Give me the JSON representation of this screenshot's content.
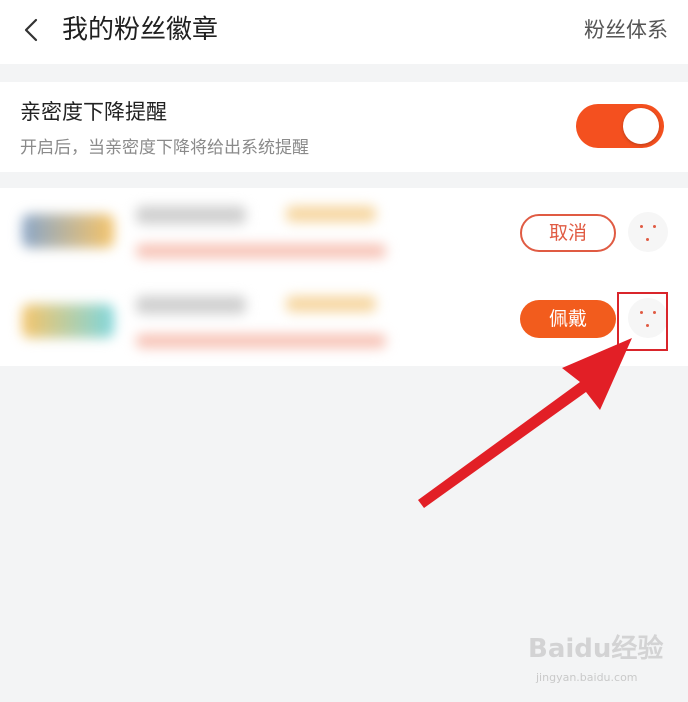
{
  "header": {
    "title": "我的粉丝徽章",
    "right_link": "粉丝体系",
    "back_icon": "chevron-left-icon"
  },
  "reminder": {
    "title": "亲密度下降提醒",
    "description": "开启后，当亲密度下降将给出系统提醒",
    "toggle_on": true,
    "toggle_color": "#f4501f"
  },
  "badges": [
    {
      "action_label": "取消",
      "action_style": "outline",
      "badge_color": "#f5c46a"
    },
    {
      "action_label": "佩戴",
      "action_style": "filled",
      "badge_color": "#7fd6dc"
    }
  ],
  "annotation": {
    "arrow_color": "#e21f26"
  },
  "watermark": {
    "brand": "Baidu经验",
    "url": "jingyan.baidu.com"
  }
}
# # # #
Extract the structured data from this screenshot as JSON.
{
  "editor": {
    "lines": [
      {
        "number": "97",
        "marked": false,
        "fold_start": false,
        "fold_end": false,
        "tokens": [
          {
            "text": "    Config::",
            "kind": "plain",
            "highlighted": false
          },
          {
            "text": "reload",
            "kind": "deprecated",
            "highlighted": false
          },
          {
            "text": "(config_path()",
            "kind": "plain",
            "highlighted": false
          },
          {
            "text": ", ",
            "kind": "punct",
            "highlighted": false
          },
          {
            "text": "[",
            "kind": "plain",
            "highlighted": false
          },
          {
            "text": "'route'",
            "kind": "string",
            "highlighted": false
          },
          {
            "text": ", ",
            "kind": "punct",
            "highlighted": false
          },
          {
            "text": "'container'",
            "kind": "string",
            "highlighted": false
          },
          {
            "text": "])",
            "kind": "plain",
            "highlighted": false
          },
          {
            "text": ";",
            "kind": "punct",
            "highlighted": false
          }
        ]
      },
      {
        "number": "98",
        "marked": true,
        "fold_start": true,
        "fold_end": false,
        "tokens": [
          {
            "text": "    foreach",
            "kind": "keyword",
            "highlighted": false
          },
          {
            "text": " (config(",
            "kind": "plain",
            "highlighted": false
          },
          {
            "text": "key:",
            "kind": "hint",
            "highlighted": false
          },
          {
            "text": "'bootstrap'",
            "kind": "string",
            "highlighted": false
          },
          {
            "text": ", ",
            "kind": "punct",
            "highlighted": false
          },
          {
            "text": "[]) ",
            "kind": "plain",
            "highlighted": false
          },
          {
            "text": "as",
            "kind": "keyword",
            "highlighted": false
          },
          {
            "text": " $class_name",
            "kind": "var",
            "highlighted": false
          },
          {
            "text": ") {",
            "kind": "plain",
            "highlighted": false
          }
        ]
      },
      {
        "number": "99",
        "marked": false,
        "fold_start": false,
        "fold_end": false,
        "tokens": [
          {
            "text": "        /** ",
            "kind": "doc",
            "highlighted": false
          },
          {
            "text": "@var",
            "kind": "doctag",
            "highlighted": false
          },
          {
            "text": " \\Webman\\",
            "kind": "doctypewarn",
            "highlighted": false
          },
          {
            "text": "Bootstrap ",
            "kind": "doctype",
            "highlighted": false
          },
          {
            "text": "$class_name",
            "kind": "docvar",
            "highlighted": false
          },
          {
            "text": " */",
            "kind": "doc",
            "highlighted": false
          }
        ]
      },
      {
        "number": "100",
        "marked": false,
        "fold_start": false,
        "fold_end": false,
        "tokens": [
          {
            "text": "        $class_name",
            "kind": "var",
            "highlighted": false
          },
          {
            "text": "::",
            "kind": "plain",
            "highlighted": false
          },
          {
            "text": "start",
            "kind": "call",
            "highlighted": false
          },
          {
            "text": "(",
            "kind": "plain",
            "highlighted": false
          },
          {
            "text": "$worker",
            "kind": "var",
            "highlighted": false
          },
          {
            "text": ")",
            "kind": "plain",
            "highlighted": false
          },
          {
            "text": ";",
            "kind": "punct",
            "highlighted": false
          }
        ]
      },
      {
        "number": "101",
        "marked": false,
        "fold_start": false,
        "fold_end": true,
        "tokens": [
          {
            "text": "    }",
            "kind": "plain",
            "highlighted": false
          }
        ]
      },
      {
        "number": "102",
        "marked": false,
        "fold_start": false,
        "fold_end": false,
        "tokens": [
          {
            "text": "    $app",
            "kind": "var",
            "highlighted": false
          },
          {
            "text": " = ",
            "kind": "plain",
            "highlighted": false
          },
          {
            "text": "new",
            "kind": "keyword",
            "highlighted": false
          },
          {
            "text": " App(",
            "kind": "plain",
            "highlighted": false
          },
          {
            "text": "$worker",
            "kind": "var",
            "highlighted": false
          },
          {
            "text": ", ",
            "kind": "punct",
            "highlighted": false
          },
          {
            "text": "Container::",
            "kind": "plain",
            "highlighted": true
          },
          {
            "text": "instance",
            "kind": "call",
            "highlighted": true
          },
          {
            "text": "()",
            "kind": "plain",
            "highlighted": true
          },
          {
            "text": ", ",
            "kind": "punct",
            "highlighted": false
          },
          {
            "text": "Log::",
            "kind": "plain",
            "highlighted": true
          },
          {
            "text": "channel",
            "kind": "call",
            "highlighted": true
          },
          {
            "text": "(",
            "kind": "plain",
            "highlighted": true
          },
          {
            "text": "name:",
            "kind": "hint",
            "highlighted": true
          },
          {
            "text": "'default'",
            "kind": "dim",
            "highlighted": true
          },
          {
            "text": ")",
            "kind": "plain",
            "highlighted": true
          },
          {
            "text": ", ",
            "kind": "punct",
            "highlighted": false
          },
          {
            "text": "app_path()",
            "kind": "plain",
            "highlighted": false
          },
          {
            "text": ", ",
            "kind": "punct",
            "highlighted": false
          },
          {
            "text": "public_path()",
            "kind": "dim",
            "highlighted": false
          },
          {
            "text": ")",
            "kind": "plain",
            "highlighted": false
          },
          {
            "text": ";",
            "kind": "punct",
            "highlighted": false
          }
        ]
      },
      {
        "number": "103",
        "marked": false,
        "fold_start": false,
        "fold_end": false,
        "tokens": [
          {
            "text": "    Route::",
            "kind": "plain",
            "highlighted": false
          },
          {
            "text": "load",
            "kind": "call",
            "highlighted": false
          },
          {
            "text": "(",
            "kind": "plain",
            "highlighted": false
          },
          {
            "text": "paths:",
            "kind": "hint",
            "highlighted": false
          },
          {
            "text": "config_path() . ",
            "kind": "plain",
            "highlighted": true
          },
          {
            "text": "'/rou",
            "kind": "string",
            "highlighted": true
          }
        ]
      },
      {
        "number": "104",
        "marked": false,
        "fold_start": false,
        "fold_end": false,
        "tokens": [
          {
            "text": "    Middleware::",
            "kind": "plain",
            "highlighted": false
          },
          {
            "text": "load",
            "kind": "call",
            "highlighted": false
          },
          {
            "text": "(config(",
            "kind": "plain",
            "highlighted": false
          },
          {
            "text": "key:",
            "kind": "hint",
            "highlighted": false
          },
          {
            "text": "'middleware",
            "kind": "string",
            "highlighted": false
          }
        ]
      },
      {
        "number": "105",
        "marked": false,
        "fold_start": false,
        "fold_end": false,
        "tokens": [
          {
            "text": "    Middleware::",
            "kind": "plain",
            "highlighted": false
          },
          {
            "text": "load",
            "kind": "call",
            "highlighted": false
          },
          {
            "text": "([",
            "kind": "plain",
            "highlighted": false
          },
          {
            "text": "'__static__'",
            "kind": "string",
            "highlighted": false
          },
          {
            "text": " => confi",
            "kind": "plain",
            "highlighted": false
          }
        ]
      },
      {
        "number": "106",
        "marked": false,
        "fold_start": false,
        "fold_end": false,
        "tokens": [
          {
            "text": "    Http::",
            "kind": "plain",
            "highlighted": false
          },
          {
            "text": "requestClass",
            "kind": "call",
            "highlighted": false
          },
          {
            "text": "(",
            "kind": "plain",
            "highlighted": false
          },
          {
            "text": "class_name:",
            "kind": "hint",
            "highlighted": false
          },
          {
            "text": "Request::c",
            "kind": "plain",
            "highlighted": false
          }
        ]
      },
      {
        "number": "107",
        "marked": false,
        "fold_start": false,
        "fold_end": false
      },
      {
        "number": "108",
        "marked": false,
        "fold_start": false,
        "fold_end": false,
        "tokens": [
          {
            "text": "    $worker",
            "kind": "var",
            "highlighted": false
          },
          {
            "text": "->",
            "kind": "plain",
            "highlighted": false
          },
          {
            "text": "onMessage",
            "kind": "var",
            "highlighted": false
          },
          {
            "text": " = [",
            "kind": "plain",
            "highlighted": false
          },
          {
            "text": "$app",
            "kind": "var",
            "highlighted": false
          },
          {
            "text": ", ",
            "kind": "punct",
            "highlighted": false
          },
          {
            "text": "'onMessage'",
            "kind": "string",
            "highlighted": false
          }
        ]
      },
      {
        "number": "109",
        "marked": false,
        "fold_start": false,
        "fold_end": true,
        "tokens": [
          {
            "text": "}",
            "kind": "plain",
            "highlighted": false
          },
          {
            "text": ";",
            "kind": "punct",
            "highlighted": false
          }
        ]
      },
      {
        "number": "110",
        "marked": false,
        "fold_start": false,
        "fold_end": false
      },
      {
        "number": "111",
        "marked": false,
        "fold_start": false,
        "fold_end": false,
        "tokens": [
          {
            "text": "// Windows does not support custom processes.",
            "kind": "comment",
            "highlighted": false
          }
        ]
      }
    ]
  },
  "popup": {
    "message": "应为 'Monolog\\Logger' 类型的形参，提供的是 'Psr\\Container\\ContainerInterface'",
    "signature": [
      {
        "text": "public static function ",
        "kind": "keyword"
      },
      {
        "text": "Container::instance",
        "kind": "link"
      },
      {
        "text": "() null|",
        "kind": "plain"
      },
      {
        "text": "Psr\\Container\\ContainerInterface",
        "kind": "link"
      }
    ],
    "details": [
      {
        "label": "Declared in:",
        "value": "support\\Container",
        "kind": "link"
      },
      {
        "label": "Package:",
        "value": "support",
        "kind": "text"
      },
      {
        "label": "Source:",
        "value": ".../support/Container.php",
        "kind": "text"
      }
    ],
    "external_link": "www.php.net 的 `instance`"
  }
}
# # # #
## What to work on
In the records above, find each line holding "instance" and copy it.

## Result of this task
            "text": "instance",
        "text": "Container::instance",
    "external_link": "www.php.net 的 `instance`"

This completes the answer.